Reproduce all of the data exactly, with no line skipped.

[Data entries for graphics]
....................
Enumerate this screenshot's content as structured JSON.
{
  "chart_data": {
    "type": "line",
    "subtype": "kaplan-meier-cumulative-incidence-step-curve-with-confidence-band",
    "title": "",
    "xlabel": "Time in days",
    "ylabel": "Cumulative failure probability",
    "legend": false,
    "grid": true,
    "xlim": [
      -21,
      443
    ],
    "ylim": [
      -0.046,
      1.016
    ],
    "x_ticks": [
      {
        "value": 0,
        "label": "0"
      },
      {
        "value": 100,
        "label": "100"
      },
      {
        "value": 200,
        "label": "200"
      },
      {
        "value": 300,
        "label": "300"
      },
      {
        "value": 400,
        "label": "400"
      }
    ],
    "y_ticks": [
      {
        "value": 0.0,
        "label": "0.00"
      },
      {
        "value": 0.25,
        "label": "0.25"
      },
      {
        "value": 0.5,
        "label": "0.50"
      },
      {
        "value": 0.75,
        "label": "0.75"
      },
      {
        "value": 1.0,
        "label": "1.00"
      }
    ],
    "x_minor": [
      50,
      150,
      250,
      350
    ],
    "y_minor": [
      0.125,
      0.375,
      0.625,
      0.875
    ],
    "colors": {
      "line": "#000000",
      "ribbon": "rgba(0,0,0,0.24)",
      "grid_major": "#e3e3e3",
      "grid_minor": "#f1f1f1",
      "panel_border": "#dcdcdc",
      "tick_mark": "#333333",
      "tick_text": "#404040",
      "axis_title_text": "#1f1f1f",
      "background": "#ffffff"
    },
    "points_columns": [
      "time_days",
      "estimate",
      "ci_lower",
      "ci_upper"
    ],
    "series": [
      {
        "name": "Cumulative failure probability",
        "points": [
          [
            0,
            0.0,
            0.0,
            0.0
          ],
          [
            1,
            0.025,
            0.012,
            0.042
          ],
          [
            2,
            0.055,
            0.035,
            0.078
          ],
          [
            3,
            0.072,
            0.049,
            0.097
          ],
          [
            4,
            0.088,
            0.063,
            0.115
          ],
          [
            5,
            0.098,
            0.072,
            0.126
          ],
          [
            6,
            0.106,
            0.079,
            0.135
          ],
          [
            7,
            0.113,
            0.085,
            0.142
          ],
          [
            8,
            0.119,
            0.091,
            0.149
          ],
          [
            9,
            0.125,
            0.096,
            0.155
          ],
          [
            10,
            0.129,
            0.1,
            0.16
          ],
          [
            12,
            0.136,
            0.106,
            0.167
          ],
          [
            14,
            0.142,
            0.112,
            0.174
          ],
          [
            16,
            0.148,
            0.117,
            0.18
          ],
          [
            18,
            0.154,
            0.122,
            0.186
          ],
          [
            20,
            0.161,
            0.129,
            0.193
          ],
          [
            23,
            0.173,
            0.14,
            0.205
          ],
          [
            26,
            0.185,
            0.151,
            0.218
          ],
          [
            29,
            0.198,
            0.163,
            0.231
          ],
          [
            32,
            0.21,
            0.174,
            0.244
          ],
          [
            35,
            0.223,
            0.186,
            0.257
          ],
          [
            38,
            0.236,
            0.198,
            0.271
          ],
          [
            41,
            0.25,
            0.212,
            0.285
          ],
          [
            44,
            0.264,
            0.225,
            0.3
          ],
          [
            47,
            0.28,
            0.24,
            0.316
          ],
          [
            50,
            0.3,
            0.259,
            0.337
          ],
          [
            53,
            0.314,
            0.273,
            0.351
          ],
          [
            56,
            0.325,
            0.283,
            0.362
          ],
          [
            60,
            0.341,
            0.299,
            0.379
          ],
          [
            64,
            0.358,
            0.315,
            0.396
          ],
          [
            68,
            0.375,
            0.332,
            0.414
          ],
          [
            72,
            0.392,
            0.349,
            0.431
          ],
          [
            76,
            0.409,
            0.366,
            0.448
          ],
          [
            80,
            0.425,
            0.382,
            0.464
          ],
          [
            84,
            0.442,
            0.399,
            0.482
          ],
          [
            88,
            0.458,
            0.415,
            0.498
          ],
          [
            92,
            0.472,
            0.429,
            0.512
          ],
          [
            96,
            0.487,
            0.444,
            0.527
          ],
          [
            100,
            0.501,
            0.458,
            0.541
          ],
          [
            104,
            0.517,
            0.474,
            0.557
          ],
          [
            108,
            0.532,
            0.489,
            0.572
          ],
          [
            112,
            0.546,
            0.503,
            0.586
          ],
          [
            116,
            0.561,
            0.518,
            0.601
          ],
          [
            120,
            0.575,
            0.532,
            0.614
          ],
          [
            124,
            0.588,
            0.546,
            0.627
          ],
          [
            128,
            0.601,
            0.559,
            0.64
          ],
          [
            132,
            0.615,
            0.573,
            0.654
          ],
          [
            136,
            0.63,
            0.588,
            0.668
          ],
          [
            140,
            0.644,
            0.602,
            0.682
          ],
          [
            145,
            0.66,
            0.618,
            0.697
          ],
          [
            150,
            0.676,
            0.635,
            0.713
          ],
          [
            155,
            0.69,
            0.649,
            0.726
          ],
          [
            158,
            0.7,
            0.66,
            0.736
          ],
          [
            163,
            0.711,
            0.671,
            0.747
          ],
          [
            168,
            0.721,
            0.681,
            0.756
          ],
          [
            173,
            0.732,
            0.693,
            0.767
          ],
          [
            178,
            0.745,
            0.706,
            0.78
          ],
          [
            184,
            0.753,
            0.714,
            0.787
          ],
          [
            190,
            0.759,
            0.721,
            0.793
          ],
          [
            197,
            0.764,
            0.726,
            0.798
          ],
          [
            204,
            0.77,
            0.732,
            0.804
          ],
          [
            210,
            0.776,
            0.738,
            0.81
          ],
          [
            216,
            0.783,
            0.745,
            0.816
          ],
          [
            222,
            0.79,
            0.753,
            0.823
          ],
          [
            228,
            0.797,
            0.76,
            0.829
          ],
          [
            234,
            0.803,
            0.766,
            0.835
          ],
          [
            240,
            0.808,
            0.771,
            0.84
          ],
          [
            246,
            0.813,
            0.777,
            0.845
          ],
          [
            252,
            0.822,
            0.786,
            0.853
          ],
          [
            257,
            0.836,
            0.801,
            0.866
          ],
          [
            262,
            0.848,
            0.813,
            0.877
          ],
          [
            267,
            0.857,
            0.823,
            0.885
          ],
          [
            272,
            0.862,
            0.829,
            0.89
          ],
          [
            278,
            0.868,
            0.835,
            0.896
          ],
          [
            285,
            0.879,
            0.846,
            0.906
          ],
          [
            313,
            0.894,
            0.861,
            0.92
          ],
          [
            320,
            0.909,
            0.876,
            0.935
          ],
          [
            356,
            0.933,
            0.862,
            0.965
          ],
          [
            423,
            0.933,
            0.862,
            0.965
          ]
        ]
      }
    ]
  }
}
....................
> [Exercise result]
Enumerate this screenshot's content as structured JSON.
{
  "chart_data": {
    "type": "line",
    "subtype": "kaplan-meier-cumulative-incidence-step-curve-with-confidence-band",
    "title": "",
    "xlabel": "Time in days",
    "ylabel": "Cumulative failure probability",
    "legend": false,
    "grid": true,
    "xlim": [
      -21,
      443
    ],
    "ylim": [
      -0.046,
      1.016
    ],
    "x_ticks": [
      {
        "value": 0,
        "label": "0"
      },
      {
        "value": 100,
        "label": "100"
      },
      {
        "value": 200,
        "label": "200"
      },
      {
        "value": 300,
        "label": "300"
      },
      {
        "value": 400,
        "label": "400"
      }
    ],
    "y_ticks": [
      {
        "value": 0.0,
        "label": "0.00"
      },
      {
        "value": 0.25,
        "label": "0.25"
      },
      {
        "value": 0.5,
        "label": "0.50"
      },
      {
        "value": 0.75,
        "label": "0.75"
      },
      {
        "value": 1.0,
        "label": "1.00"
      }
    ],
    "x_minor": [
      50,
      150,
      250,
      350
    ],
    "y_minor": [
      0.125,
      0.375,
      0.625,
      0.875
    ],
    "colors": {
      "line": "#000000",
      "ribbon": "rgba(0,0,0,0.24)",
      "grid_major": "#e3e3e3",
      "grid_minor": "#f1f1f1",
      "panel_border": "#dcdcdc",
      "tick_mark": "#333333",
      "tick_text": "#404040",
      "axis_title_text": "#1f1f1f",
      "background": "#ffffff"
    },
    "points_columns": [
      "time_days",
      "estimate",
      "ci_lower",
      "ci_upper"
    ],
    "series": [
      {
        "name": "Cumulative failure probability",
        "points": [
          [
            0,
            0.0,
            0.0,
            0.0
          ],
          [
            1,
            0.025,
            0.012,
            0.042
          ],
          [
            2,
            0.055,
            0.035,
            0.078
          ],
          [
            3,
            0.072,
            0.049,
            0.097
          ],
          [
            4,
            0.088,
            0.063,
            0.115
          ],
          [
            5,
            0.098,
            0.072,
            0.126
          ],
          [
            6,
            0.106,
            0.079,
            0.135
          ],
          [
            7,
            0.113,
            0.085,
            0.142
          ],
          [
            8,
            0.119,
            0.091,
            0.149
          ],
          [
            9,
            0.125,
            0.096,
            0.155
          ],
          [
            10,
            0.129,
            0.1,
            0.16
          ],
          [
            12,
            0.136,
            0.106,
            0.167
          ],
          [
            14,
            0.142,
            0.112,
            0.174
          ],
          [
            16,
            0.148,
            0.117,
            0.18
          ],
          [
            18,
            0.154,
            0.122,
            0.186
          ],
          [
            20,
            0.161,
            0.129,
            0.193
          ],
          [
            23,
            0.173,
            0.14,
            0.205
          ],
          [
            26,
            0.185,
            0.151,
            0.218
          ],
          [
            29,
            0.198,
            0.163,
            0.231
          ],
          [
            32,
            0.21,
            0.174,
            0.244
          ],
          [
            35,
            0.223,
            0.186,
            0.257
          ],
          [
            38,
            0.236,
            0.198,
            0.271
          ],
          [
            41,
            0.25,
            0.212,
            0.285
          ],
          [
            44,
            0.264,
            0.225,
            0.3
          ],
          [
            47,
            0.28,
            0.24,
            0.316
          ],
          [
            50,
            0.3,
            0.259,
            0.337
          ],
          [
            53,
            0.314,
            0.273,
            0.351
          ],
          [
            56,
            0.325,
            0.283,
            0.362
          ],
          [
            60,
            0.341,
            0.299,
            0.379
          ],
          [
            64,
            0.358,
            0.315,
            0.396
          ],
          [
            68,
            0.375,
            0.332,
            0.414
          ],
          [
            72,
            0.392,
            0.349,
            0.431
          ],
          [
            76,
            0.409,
            0.366,
            0.448
          ],
          [
            80,
            0.425,
            0.382,
            0.464
          ],
          [
            84,
            0.442,
            0.399,
            0.482
          ],
          [
            88,
            0.458,
            0.415,
            0.498
          ],
          [
            92,
            0.472,
            0.429,
            0.512
          ],
          [
            96,
            0.487,
            0.444,
            0.527
          ],
          [
            100,
            0.501,
            0.458,
            0.541
          ],
          [
            104,
            0.517,
            0.474,
            0.557
          ],
          [
            108,
            0.532,
            0.489,
            0.572
          ],
          [
            112,
            0.546,
            0.503,
            0.586
          ],
          [
            116,
            0.561,
            0.518,
            0.601
          ],
          [
            120,
            0.575,
            0.532,
            0.614
          ],
          [
            124,
            0.588,
            0.546,
            0.627
          ],
          [
            128,
            0.601,
            0.559,
            0.64
          ],
          [
            132,
            0.615,
            0.573,
            0.654
          ],
          [
            136,
            0.63,
            0.588,
            0.668
          ],
          [
            140,
            0.644,
            0.602,
            0.682
          ],
          [
            145,
            0.66,
            0.618,
            0.697
          ],
          [
            150,
            0.676,
            0.635,
            0.713
          ],
          [
            155,
            0.69,
            0.649,
            0.726
          ],
          [
            158,
            0.7,
            0.66,
            0.736
          ],
          [
            163,
            0.711,
            0.671,
            0.747
          ],
          [
            168,
            0.721,
            0.681,
            0.756
          ],
          [
            173,
            0.732,
            0.693,
            0.767
          ],
          [
            178,
            0.745,
            0.706,
            0.78
          ],
          [
            184,
            0.753,
            0.714,
            0.787
          ],
          [
            190,
            0.759,
            0.721,
            0.793
          ],
          [
            197,
            0.764,
            0.726,
            0.798
          ],
          [
            204,
            0.77,
            0.732,
            0.804
          ],
          [
            210,
            0.776,
            0.738,
            0.81
          ],
          [
            216,
            0.783,
            0.745,
            0.816
          ],
          [
            222,
            0.79,
            0.753,
            0.823
          ],
          [
            228,
            0.797,
            0.76,
            0.829
          ],
          [
            234,
            0.803,
            0.766,
            0.835
          ],
          [
            240,
            0.808,
            0.771,
            0.84
          ],
          [
            246,
            0.813,
            0.777,
            0.845
          ],
          [
            252,
            0.822,
            0.786,
            0.853
          ],
          [
            257,
            0.836,
            0.801,
            0.866
          ],
          [
            262,
            0.848,
            0.813,
            0.877
          ],
          [
            267,
            0.857,
            0.823,
            0.885
          ],
          [
            272,
            0.862,
            0.829,
            0.89
          ],
          [
            278,
            0.868,
            0.835,
            0.896
          ],
          [
            285,
            0.879,
            0.846,
            0.906
          ],
          [
            313,
            0.894,
            0.861,
            0.92
          ],
          [
            320,
            0.909,
            0.876,
            0.935
          ],
          [
            356,
            0.933,
            0.862,
            0.965
          ],
          [
            423,
            0.933,
            0.862,
            0.965
          ]
        ]
      }
    ]
  }
}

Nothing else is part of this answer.